(Aim):
From the entries below, copy every line where the string "desc" appears.

(Entries provided):

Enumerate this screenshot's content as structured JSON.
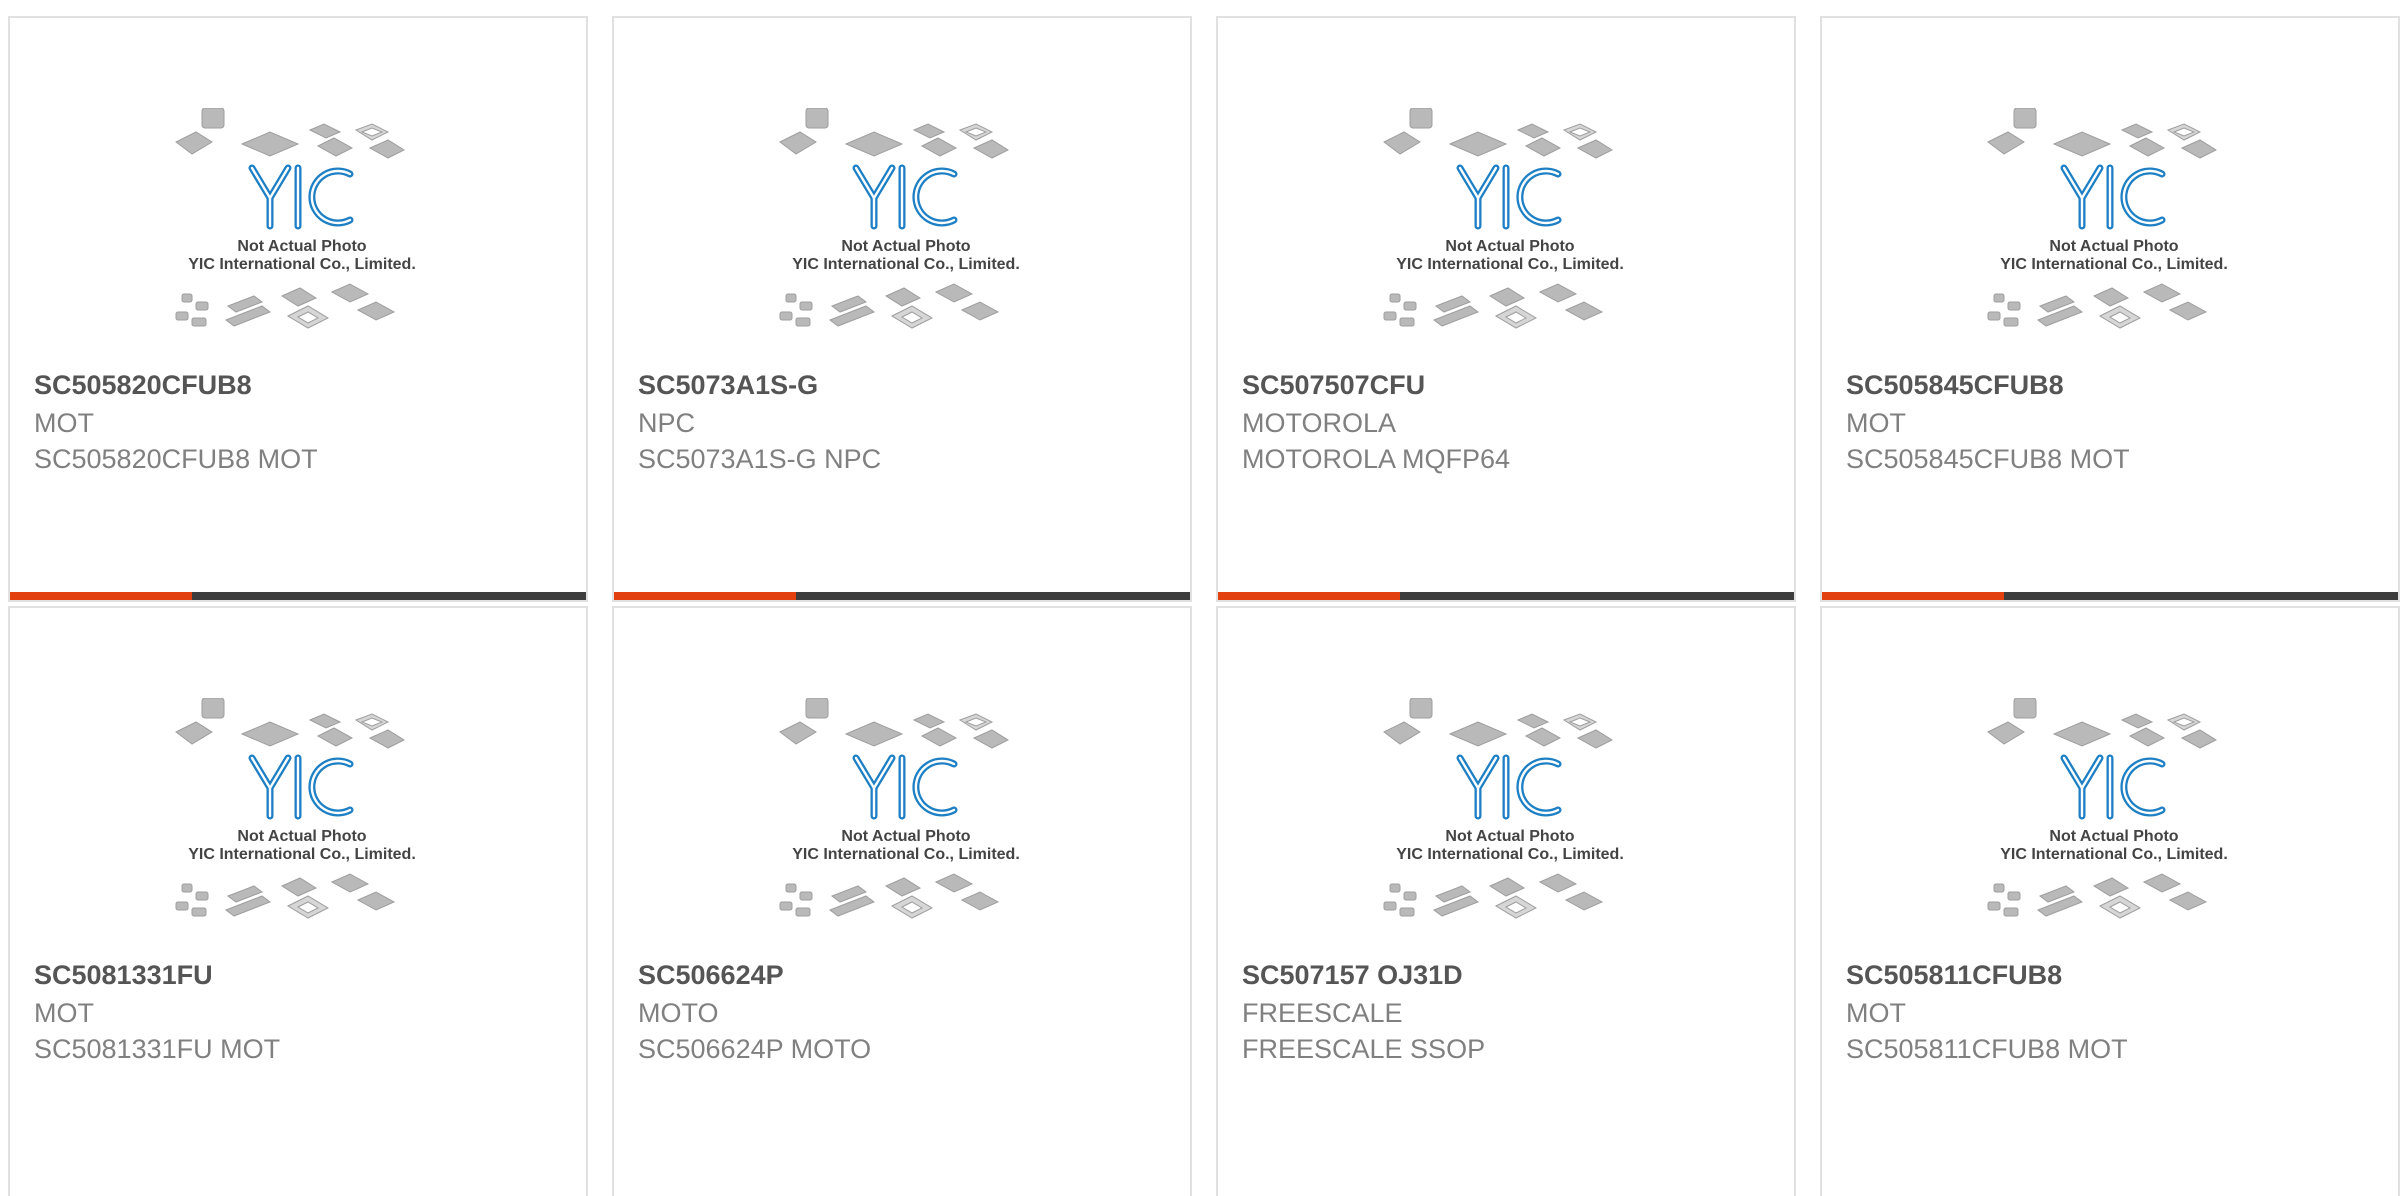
{
  "accent_color": "#e2400f",
  "bar_color": "#3d3d3d",
  "thumbnail": {
    "logo_text": "YIC",
    "line1": "Not Actual Photo",
    "line2": "YIC International Co., Limited.",
    "icon": "chip-packages-placeholder-icon"
  },
  "products": [
    {
      "part": "SC505820CFUB8",
      "brand": "MOT",
      "desc": "SC505820CFUB8 MOT"
    },
    {
      "part": "SC5073A1S-G",
      "brand": "NPC",
      "desc": "SC5073A1S-G NPC"
    },
    {
      "part": "SC507507CFU",
      "brand": "MOTOROLA",
      "desc": "MOTOROLA MQFP64"
    },
    {
      "part": "SC505845CFUB8",
      "brand": "MOT",
      "desc": "SC505845CFUB8 MOT"
    },
    {
      "part": "SC5081331FU",
      "brand": "MOT",
      "desc": "SC5081331FU MOT"
    },
    {
      "part": "SC506624P",
      "brand": "MOTO",
      "desc": "SC506624P MOTO"
    },
    {
      "part": "SC507157 OJ31D",
      "brand": "FREESCALE",
      "desc": "FREESCALE SSOP"
    },
    {
      "part": "SC505811CFUB8",
      "brand": "MOT",
      "desc": "SC505811CFUB8 MOT"
    }
  ]
}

(Written solution):
      "desc": "SC505820CFUB8 MOT"
      "desc": "SC5073A1S-G NPC"
      "desc": "MOTOROLA MQFP64"
      "desc": "SC505845CFUB8 MOT"
      "desc": "SC5081331FU MOT"
      "desc": "SC506624P MOTO"
      "desc": "FREESCALE SSOP"
      "desc": "SC505811CFUB8 MOT"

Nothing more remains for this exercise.